§ **What the task asks**: Retype the material in full, keeping every word the same.

§ **Data for processing**:
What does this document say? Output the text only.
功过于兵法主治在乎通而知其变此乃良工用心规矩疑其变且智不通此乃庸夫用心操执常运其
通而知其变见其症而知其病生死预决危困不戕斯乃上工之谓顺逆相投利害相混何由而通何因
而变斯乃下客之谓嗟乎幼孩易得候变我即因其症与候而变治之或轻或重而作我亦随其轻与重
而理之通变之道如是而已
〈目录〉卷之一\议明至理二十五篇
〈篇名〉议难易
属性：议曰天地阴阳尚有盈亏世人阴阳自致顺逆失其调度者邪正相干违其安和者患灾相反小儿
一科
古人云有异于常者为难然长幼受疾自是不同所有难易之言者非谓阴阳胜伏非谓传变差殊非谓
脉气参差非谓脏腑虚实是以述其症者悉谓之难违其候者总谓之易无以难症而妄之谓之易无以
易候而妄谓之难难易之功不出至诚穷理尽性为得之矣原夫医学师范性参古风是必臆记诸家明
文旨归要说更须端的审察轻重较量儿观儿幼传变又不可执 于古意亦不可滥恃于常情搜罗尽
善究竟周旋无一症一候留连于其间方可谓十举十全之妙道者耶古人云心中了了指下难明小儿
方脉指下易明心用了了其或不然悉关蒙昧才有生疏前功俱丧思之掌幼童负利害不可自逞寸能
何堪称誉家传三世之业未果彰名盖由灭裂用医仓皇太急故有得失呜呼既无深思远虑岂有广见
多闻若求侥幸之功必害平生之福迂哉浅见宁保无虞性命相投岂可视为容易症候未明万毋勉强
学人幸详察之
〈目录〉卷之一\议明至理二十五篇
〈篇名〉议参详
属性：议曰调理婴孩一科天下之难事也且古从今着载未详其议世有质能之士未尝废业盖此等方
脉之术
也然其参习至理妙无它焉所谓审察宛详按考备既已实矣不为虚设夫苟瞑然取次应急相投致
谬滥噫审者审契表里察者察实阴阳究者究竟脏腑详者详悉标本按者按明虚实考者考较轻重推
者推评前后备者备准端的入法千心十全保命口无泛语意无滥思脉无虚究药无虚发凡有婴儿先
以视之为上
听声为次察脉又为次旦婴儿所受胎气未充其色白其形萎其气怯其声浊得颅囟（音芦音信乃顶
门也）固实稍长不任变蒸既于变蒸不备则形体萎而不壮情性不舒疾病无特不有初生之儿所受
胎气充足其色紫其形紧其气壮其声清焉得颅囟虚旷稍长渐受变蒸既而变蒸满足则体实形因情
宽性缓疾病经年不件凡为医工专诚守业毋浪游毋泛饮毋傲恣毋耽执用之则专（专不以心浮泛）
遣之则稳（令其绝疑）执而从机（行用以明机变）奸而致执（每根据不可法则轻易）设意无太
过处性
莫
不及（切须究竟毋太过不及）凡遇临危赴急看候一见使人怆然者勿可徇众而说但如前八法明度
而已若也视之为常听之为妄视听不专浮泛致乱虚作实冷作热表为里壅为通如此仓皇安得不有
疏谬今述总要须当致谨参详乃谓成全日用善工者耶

§ **Correct result**:
What does this document say? Output the text only.
功过于兵法主治在乎通而知其变此乃良工用心规矩疑其变且智不通此乃庸夫用心操执常运其
通而知其变见其症而知其病生死预决危困不戕斯乃上工之谓顺逆相投利害相混何由而通何因
而变斯乃下客之谓嗟乎幼孩易得候变我即因其症与候而变治之或轻或重而作我亦随其轻与重
而理之通变之道如是而已
〈目录〉卷之一\议明至理二十五篇
〈篇名〉议难易
属性：议曰天地阴阳尚有盈亏世人阴阳自致顺逆失其调度者邪正相干违其安和者患灾相反小儿
一科
古人云有异于常者为难然长幼受疾自是不同所有难易之言者非谓阴阳胜伏非谓传变差殊非谓
脉气参差非谓脏腑虚实是以述其症者悉谓之难违其候者总谓之易无以难症而妄之谓之易无以
易候而妄谓之难难易之功不出至诚穷理尽性为得之矣原夫医学师范性参古风是必臆记诸家明
文旨归要说更须端的审察轻重较量儿观儿幼传变又不可执 于古意亦不可滥恃于常情搜罗尽
善究竟周旋无一症一候留连于其间方可谓十举十全之妙道者耶古人云心中了了指下难明小儿
方脉指下易明心用了了其或不然悉关蒙昧才有生疏前功俱丧思之掌幼童负利害不可自逞寸能
何堪称誉家传三世之业未果彰名盖由灭裂用医仓皇太急故有得失呜呼既无深思远虑岂有广见
多闻若求侥幸之功必害平生之福迂哉浅见宁保无虞性命相投岂可视为容易症候未明万毋勉强
学人幸详察之
〈目录〉卷之一\议明至理二十五篇
〈篇名〉议参详
属性：议曰调理婴孩一科天下之难事也且古从今着载未详其议世有质能之士未尝废业盖此等方
脉之术
也然其参习至理妙无它焉所谓审察宛详按考备既已实矣不为虚设夫苟瞑然取次应急相投致
谬滥噫审者审契表里察者察实阴阳究者究竟脏腑详者详悉标本按者按明虚实考者考较轻重推
者推评前后备者备准端的入法千心十全保命口无泛语意无滥思脉无虚究药无虚发凡有婴儿先
以视之为上
听声为次察脉又为次旦婴儿所受胎气未充其色白其形萎其气怯其声浊得颅囟（音芦音信乃顶
门也）固实稍长不任变蒸既于变蒸不备则形体萎而不壮情性不舒疾病无特不有初生之儿所受
胎气充足其色紫其形紧其气壮其声清焉得颅囟虚旷稍长渐受变蒸既而变蒸满足则体实形因情
宽性缓疾病经年不件凡为医工专诚守业毋浪游毋泛饮毋傲恣毋耽执用之则专（专不以心浮泛）
遣之则稳（令其绝疑）执而从机（行用以明机变）奸而致执（每根据不可法则轻易）设意无太
过处性
莫
不及（切须究竟毋太过不及）凡遇临危赴急看候一见使人怆然者勿可徇众而说但如前八法明度
而已若也视之为常听之为妄视听不专浮泛致乱虚作实冷作热表为里壅为通如此仓皇安得不有
疏谬今述总要须当致谨参详乃谓成全日用善工者耶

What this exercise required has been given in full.